Records for this exercise start
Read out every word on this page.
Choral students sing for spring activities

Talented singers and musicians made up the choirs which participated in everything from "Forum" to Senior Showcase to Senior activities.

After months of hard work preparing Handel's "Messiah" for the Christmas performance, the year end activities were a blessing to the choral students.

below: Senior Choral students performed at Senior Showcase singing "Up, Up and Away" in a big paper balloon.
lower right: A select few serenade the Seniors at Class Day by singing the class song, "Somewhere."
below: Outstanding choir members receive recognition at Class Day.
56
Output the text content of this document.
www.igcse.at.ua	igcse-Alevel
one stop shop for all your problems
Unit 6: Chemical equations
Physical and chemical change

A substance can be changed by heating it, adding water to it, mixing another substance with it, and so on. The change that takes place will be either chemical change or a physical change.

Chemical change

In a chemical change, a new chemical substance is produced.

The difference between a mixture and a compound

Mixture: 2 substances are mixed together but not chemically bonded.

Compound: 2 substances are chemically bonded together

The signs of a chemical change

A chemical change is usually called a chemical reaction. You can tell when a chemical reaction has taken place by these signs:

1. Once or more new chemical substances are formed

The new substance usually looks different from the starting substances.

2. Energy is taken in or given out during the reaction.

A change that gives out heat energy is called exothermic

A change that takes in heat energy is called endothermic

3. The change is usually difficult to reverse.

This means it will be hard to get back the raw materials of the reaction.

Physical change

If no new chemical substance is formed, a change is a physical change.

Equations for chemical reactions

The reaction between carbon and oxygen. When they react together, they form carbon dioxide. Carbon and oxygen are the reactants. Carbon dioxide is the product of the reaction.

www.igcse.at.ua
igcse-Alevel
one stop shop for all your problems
Records for this exercise end
What to produce: Give only the number of lines that include the word "will".

Complete response: 2